WORK TO BE COMPLETED:
Exactly as written, print each record in the listing.

ITEMS:
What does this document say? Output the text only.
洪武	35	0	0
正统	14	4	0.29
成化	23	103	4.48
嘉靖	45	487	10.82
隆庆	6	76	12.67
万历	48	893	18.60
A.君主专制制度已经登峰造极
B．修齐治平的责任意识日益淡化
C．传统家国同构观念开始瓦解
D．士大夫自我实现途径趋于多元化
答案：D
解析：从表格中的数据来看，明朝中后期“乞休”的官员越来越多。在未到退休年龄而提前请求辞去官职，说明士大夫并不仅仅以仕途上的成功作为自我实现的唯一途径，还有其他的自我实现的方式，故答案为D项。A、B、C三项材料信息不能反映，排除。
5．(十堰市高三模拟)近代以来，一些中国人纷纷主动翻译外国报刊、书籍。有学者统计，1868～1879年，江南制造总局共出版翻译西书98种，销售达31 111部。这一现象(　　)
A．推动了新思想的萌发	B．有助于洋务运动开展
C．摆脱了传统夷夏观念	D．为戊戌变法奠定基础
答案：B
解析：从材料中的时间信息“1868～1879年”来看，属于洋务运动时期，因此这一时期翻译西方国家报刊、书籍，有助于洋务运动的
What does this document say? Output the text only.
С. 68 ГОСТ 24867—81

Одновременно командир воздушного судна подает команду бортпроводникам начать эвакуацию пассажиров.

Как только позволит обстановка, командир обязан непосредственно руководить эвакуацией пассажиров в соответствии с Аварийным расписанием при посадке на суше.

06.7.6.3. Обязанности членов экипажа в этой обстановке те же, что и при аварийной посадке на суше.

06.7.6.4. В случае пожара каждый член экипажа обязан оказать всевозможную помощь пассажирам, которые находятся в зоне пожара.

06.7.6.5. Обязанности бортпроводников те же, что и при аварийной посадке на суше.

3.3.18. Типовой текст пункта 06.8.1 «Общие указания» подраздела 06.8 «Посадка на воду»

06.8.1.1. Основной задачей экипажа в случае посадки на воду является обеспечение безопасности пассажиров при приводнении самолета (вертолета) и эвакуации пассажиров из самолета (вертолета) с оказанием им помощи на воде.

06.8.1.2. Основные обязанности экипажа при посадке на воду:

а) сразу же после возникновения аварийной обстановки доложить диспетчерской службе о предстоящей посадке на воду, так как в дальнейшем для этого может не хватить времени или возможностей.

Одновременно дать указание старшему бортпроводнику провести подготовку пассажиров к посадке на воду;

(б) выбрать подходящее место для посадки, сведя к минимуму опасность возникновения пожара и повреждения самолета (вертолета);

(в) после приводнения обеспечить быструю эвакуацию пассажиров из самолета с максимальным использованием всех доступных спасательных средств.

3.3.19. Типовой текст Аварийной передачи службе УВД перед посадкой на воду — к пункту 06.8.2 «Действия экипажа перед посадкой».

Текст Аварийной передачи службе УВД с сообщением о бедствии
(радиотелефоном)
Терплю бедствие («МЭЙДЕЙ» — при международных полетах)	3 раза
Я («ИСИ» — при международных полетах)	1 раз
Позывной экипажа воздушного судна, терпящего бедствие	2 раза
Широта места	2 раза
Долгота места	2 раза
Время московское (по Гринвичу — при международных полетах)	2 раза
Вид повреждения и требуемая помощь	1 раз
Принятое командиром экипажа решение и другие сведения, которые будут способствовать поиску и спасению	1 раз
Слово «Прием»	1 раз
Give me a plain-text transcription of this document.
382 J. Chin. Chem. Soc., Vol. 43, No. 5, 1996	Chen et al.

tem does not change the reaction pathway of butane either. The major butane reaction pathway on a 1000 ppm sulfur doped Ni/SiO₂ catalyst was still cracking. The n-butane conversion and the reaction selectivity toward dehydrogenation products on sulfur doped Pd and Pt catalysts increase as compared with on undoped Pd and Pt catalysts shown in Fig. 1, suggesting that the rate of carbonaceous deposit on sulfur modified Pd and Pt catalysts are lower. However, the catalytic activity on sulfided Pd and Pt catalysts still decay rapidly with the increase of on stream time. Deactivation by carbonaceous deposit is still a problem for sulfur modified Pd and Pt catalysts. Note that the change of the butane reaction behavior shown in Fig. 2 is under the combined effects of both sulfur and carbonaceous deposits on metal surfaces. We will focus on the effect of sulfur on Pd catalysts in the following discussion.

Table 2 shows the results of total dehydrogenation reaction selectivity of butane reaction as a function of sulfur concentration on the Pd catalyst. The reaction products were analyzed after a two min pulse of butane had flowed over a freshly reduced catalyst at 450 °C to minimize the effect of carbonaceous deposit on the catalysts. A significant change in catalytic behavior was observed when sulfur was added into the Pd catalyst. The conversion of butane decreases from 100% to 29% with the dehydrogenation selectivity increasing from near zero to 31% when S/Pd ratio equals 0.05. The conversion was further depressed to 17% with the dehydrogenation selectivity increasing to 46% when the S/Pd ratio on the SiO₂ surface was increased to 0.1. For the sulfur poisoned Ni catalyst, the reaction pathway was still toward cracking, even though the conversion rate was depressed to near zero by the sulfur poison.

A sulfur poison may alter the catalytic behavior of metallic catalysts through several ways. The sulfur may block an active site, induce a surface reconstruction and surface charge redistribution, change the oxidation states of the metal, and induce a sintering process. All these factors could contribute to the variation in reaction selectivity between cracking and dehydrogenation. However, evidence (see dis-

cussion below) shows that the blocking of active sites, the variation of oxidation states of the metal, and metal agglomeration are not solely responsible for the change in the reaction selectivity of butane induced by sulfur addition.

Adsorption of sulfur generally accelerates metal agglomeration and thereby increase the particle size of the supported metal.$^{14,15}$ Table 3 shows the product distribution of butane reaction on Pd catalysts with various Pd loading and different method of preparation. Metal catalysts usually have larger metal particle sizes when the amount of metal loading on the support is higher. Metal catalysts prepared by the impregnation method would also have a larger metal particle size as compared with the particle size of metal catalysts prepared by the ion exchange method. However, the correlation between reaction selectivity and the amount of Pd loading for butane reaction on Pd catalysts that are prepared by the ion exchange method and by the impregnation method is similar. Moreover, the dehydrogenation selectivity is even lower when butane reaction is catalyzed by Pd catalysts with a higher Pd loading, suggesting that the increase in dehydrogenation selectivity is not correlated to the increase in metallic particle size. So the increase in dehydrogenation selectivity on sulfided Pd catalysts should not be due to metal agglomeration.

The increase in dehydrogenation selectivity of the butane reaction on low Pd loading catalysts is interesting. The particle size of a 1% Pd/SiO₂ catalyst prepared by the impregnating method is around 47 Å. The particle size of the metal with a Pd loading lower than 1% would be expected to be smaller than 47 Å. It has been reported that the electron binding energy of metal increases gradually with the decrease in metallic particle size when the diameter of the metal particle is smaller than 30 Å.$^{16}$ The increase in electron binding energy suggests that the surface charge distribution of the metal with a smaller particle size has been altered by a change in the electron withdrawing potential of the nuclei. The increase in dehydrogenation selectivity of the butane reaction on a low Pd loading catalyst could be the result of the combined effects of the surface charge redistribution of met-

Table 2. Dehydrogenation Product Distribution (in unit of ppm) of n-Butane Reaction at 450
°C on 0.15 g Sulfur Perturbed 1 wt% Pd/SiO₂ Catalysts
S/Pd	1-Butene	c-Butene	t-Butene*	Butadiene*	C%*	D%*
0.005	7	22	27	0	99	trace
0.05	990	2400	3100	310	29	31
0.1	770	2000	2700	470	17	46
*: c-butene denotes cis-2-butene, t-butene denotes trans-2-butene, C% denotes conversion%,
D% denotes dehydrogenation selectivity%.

RESPONSE FOR THIS EXERCISE:
What does this document say? Output the text only.
洪武	35	0	0
正统	14	4	0.29
成化	23	103	4.48
嘉靖	45	487	10.82
隆庆	6	76	12.67
万历	48	893	18.60
A.君主专制制度已经登峰造极
B．修齐治平的责任意识日益淡化
C．传统家国同构观念开始瓦解
D．士大夫自我实现途径趋于多元化
答案：D
解析：从表格中的数据来看，明朝中后期“乞休”的官员越来越多。在未到退休年龄而提前请求辞去官职，说明士大夫并不仅仅以仕途上的成功作为自我实现的唯一途径，还有其他的自我实现的方式，故答案为D项。A、B、C三项材料信息不能反映，排除。
5．(十堰市高三模拟)近代以来，一些中国人纷纷主动翻译外国报刊、书籍。有学者统计，1868～1879年，江南制造总局共出版翻译西书98种，销售达31 111部。这一现象(　　)
A．推动了新思想的萌发	B．有助于洋务运动开展
C．摆脱了传统夷夏观念	D．为戊戌变法奠定基础
答案：B
解析：从材料中的时间信息“1868～1879年”来看，属于洋务运动时期，因此这一时期翻译西方国家报刊、书籍，有助于洋务运动的
What does this document say? Output the text only.
С. 68 ГОСТ 24867—81

Одновременно командир воздушного судна подает команду бортпроводникам начать эвакуацию пассажиров.

Как только позволит обстановка, командир обязан непосредственно руководить эвакуацией пассажиров в соответствии с Аварийным расписанием при посадке на суше.

06.7.6.3. Обязанности членов экипажа в этой обстановке те же, что и при аварийной посадке на суше.

06.7.6.4. В случае пожара каждый член экипажа обязан оказать всевозможную помощь пассажирам, которые находятся в зоне пожара.

06.7.6.5. Обязанности бортпроводников те же, что и при аварийной посадке на суше.

3.3.18. Типовой текст пункта 06.8.1 «Общие указания» подраздела 06.8 «Посадка на воду»

06.8.1.1. Основной задачей экипажа в случае посадки на воду является обеспечение безопасности пассажиров при приводнении самолета (вертолета) и эвакуации пассажиров из самолета (вертолета) с оказанием им помощи на воде.

06.8.1.2. Основные обязанности экипажа при посадке на воду:

а) сразу же после возникновения аварийной обстановки доложить диспетчерской службе о предстоящей посадке на воду, так как в дальнейшем для этого может не хватить времени или возможностей.

Одновременно дать указание старшему бортпроводнику провести подготовку пассажиров к посадке на воду;

(б) выбрать подходящее место для посадки, сведя к минимуму опасность возникновения пожара и повреждения самолета (вертолета);

(в) после приводнения обеспечить быструю эвакуацию пассажиров из самолета с максимальным использованием всех доступных спасательных средств.

3.3.19. Типовой текст Аварийной передачи службе УВД перед посадкой на воду — к пункту 06.8.2 «Действия экипажа перед посадкой».

Текст Аварийной передачи службе УВД с сообщением о бедствии
(радиотелефоном)
Терплю бедствие («МЭЙДЕЙ» — при международных полетах)	3 раза
Я («ИСИ» — при международных полетах)	1 раз
Позывной экипажа воздушного судна, терпящего бедствие	2 раза
Широта места	2 раза
Долгота места	2 раза
Время московское (по Гринвичу — при международных полетах)	2 раза
Вид повреждения и требуемая помощь	1 раз
Принятое командиром экипажа решение и другие сведения, которые будут способствовать поиску и спасению	1 раз
Слово «Прием»	1 раз
Give me a plain-text transcription of this document.
382 J. Chin. Chem. Soc., Vol. 43, No. 5, 1996	Chen et al.

tem does not change the reaction pathway of butane either. The major butane reaction pathway on a 1000 ppm sulfur doped Ni/SiO₂ catalyst was still cracking. The n-butane conversion and the reaction selectivity toward dehydrogenation products on sulfur doped Pd and Pt catalysts increase as compared with on undoped Pd and Pt catalysts shown in Fig. 1, suggesting that the rate of carbonaceous deposit on sulfur modified Pd and Pt catalysts are lower. However, the catalytic activity on sulfided Pd and Pt catalysts still decay rapidly with the increase of on stream time. Deactivation by carbonaceous deposit is still a problem for sulfur modified Pd and Pt catalysts. Note that the change of the butane reaction behavior shown in Fig. 2 is under the combined effects of both sulfur and carbonaceous deposits on metal surfaces. We will focus on the effect of sulfur on Pd catalysts in the following discussion.

Table 2 shows the results of total dehydrogenation reaction selectivity of butane reaction as a function of sulfur concentration on the Pd catalyst. The reaction products were analyzed after a two min pulse of butane had flowed over a freshly reduced catalyst at 450 °C to minimize the effect of carbonaceous deposit on the catalysts. A significant change in catalytic behavior was observed when sulfur was added into the Pd catalyst. The conversion of butane decreases from 100% to 29% with the dehydrogenation selectivity increasing from near zero to 31% when S/Pd ratio equals 0.05. The conversion was further depressed to 17% with the dehydrogenation selectivity increasing to 46% when the S/Pd ratio on the SiO₂ surface was increased to 0.1. For the sulfur poisoned Ni catalyst, the reaction pathway was still toward cracking, even though the conversion rate was depressed to near zero by the sulfur poison.

A sulfur poison may alter the catalytic behavior of metallic catalysts through several ways. The sulfur may block an active site, induce a surface reconstruction and surface charge redistribution, change the oxidation states of the metal, and induce a sintering process. All these factors could contribute to the variation in reaction selectivity between cracking and dehydrogenation. However, evidence (see dis-

cussion below) shows that the blocking of active sites, the variation of oxidation states of the metal, and metal agglomeration are not solely responsible for the change in the reaction selectivity of butane induced by sulfur addition.

Adsorption of sulfur generally accelerates metal agglomeration and thereby increase the particle size of the supported metal.$^{14,15}$ Table 3 shows the product distribution of butane reaction on Pd catalysts with various Pd loading and different method of preparation. Metal catalysts usually have larger metal particle sizes when the amount of metal loading on the support is higher. Metal catalysts prepared by the impregnation method would also have a larger metal particle size as compared with the particle size of metal catalysts prepared by the ion exchange method. However, the correlation between reaction selectivity and the amount of Pd loading for butane reaction on Pd catalysts that are prepared by the ion exchange method and by the impregnation method is similar. Moreover, the dehydrogenation selectivity is even lower when butane reaction is catalyzed by Pd catalysts with a higher Pd loading, suggesting that the increase in dehydrogenation selectivity is not correlated to the increase in metallic particle size. So the increase in dehydrogenation selectivity on sulfided Pd catalysts should not be due to metal agglomeration.

The increase in dehydrogenation selectivity of the butane reaction on low Pd loading catalysts is interesting. The particle size of a 1% Pd/SiO₂ catalyst prepared by the impregnating method is around 47 Å. The particle size of the metal with a Pd loading lower than 1% would be expected to be smaller than 47 Å. It has been reported that the electron binding energy of metal increases gradually with the decrease in metallic particle size when the diameter of the metal particle is smaller than 30 Å.$^{16}$ The increase in electron binding energy suggests that the surface charge distribution of the metal with a smaller particle size has been altered by a change in the electron withdrawing potential of the nuclei. The increase in dehydrogenation selectivity of the butane reaction on a low Pd loading catalyst could be the result of the combined effects of the surface charge redistribution of met-

Table 2. Dehydrogenation Product Distribution (in unit of ppm) of n-Butane Reaction at 450
°C on 0.15 g Sulfur Perturbed 1 wt% Pd/SiO₂ Catalysts
S/Pd	1-Butene	c-Butene	t-Butene*	Butadiene*	C%*	D%*
0.005	7	22	27	0	99	trace
0.05	990	2400	3100	310	29	31
0.1	770	2000	2700	470	17	46
*: c-butene denotes cis-2-butene, t-butene denotes trans-2-butene, C% denotes conversion%,
D% denotes dehydrogenation selectivity%.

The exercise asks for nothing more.